Record set >>
##########
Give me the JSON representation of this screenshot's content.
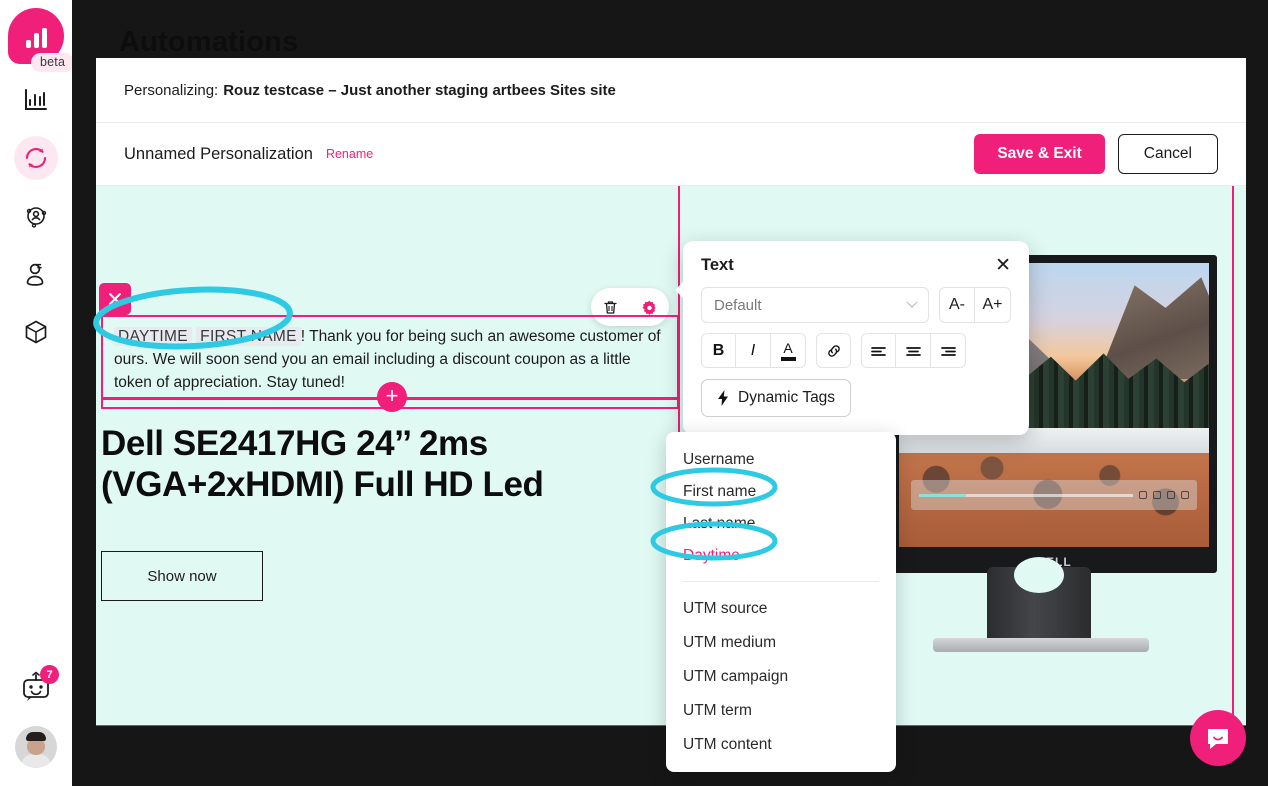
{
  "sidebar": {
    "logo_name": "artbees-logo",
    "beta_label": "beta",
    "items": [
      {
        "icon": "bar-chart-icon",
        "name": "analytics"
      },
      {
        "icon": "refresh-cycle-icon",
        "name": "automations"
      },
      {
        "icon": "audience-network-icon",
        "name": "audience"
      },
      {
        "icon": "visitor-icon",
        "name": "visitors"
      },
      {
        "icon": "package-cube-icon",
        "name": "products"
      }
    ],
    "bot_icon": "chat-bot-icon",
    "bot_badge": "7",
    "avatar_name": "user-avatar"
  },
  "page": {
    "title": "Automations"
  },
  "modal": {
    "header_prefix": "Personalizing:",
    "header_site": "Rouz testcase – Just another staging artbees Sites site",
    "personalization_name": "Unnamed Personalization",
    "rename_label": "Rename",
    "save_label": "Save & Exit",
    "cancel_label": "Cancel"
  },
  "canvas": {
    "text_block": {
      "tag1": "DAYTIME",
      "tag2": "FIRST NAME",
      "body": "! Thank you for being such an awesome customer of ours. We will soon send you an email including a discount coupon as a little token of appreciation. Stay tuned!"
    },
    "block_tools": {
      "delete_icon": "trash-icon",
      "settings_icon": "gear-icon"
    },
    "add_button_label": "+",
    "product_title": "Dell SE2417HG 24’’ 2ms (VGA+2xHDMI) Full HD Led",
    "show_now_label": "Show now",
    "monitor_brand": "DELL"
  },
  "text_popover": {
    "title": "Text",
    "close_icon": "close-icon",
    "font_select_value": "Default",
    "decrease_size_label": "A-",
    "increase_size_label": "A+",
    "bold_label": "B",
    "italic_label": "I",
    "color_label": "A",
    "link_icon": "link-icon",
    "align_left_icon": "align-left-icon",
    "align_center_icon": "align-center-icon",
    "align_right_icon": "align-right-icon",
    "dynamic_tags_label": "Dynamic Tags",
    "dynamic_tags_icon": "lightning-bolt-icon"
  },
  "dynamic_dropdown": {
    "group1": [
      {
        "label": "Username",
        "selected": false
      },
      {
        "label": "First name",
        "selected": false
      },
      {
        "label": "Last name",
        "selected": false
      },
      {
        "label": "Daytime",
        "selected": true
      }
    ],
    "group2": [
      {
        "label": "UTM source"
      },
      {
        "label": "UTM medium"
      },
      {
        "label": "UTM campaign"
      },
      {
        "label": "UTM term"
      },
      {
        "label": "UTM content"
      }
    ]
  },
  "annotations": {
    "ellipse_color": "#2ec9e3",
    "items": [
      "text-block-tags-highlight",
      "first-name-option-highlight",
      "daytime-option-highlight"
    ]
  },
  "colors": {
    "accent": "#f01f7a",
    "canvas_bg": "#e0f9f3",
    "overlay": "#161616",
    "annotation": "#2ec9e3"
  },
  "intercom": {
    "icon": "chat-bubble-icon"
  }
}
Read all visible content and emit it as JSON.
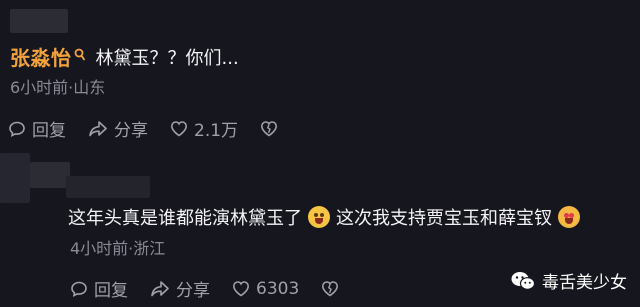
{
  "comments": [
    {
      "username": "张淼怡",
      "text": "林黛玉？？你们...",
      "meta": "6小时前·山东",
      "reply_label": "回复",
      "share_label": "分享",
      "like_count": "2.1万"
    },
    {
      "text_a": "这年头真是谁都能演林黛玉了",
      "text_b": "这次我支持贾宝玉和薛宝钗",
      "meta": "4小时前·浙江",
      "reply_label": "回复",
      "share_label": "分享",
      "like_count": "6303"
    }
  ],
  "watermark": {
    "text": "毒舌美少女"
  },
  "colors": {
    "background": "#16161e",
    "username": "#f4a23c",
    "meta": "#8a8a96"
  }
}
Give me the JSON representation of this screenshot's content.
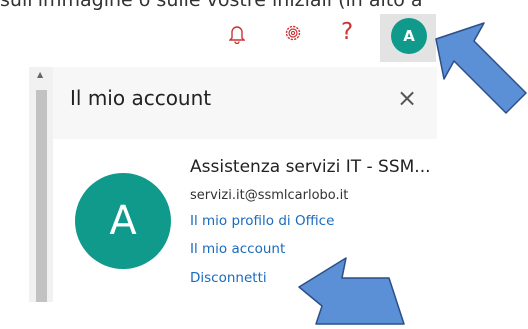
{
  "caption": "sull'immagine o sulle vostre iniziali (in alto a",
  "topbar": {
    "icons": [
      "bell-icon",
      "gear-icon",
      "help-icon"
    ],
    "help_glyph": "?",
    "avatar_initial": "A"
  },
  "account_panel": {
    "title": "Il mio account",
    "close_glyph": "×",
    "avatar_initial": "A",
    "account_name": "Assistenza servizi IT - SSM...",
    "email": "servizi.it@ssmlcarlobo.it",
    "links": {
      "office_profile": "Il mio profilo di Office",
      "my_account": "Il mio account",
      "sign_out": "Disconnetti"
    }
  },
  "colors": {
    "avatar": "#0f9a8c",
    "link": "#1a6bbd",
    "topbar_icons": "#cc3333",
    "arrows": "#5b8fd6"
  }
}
##########
Given request >>
Keep every word of the data as it is when you write it out, but drop the pictures.

Result >>
Give me the JSON representation of this screenshot's content.
{
  "sidebar": {
    "logo_name": "artbees-logo",
    "beta_label": "beta",
    "items": [
      {
        "icon": "bar-chart-icon",
        "name": "analytics"
      },
      {
        "icon": "refresh-cycle-icon",
        "name": "automations"
      },
      {
        "icon": "audience-network-icon",
        "name": "audience"
      },
      {
        "icon": "visitor-icon",
        "name": "visitors"
      },
      {
        "icon": "package-cube-icon",
        "name": "products"
      }
    ],
    "bot_icon": "chat-bot-icon",
    "bot_badge": "7",
    "avatar_name": "user-avatar"
  },
  "page": {
    "title": "Automations"
  },
  "modal": {
    "header_prefix": "Personalizing:",
    "header_site": "Rouz testcase – Just another staging artbees Sites site",
    "personalization_name": "Unnamed Personalization",
    "rename_label": "Rename",
    "save_label": "Save & Exit",
    "cancel_label": "Cancel"
  },
  "canvas": {
    "text_block": {
      "tag1": "DAYTIME",
      "tag2": "FIRST NAME",
      "body": "! Thank you for being such an awesome customer of ours. We will soon send you an email including a discount coupon as a little token of appreciation. Stay tuned!"
    },
    "block_tools": {
      "delete_icon": "trash-icon",
      "settings_icon": "gear-icon"
    },
    "add_button_label": "+",
    "product_title": "Dell SE2417HG 24’’ 2ms (VGA+2xHDMI) Full HD Led",
    "show_now_label": "Show now",
    "monitor_brand": "DELL"
  },
  "text_popover": {
    "title": "Text",
    "close_icon": "close-icon",
    "font_select_value": "Default",
    "decrease_size_label": "A-",
    "increase_size_label": "A+",
    "bold_label": "B",
    "italic_label": "I",
    "color_label": "A",
    "link_icon": "link-icon",
    "align_left_icon": "align-left-icon",
    "align_center_icon": "align-center-icon",
    "align_right_icon": "align-right-icon",
    "dynamic_tags_label": "Dynamic Tags",
    "dynamic_tags_icon": "lightning-bolt-icon"
  },
  "dynamic_dropdown": {
    "group1": [
      {
        "label": "Username",
        "selected": false
      },
      {
        "label": "First name",
        "selected": false
      },
      {
        "label": "Last name",
        "selected": false
      },
      {
        "label": "Daytime",
        "selected": true
      }
    ],
    "group2": [
      {
        "label": "UTM source"
      },
      {
        "label": "UTM medium"
      },
      {
        "label": "UTM campaign"
      },
      {
        "label": "UTM term"
      },
      {
        "label": "UTM content"
      }
    ]
  },
  "annotations": {
    "ellipse_color": "#2ec9e3",
    "items": [
      "text-block-tags-highlight",
      "first-name-option-highlight",
      "daytime-option-highlight"
    ]
  },
  "colors": {
    "accent": "#f01f7a",
    "canvas_bg": "#e0f9f3",
    "overlay": "#161616",
    "annotation": "#2ec9e3"
  },
  "intercom": {
    "icon": "chat-bubble-icon"
  }
}
Read all visible content and emit it as JSON.
{
  "comments": [
    {
      "username": "张淼怡",
      "text": "林黛玉？？你们...",
      "meta": "6小时前·山东",
      "reply_label": "回复",
      "share_label": "分享",
      "like_count": "2.1万"
    },
    {
      "text_a": "这年头真是谁都能演林黛玉了",
      "text_b": "这次我支持贾宝玉和薛宝钗",
      "meta": "4小时前·浙江",
      "reply_label": "回复",
      "share_label": "分享",
      "like_count": "6303"
    }
  ],
  "watermark": {
    "text": "毒舌美少女"
  },
  "colors": {
    "background": "#16161e",
    "username": "#f4a23c",
    "meta": "#8a8a96"
  }
}
Give me the JSON representation of this screenshot's content.
{
  "caption": "sull'immagine o sulle vostre iniziali (in alto a",
  "topbar": {
    "icons": [
      "bell-icon",
      "gear-icon",
      "help-icon"
    ],
    "help_glyph": "?",
    "avatar_initial": "A"
  },
  "account_panel": {
    "title": "Il mio account",
    "close_glyph": "×",
    "avatar_initial": "A",
    "account_name": "Assistenza servizi IT - SSM...",
    "email": "servizi.it@ssmlcarlobo.it",
    "links": {
      "office_profile": "Il mio profilo di Office",
      "my_account": "Il mio account",
      "sign_out": "Disconnetti"
    }
  },
  "colors": {
    "avatar": "#0f9a8c",
    "link": "#1a6bbd",
    "topbar_icons": "#cc3333",
    "arrows": "#5b8fd6"
  }
}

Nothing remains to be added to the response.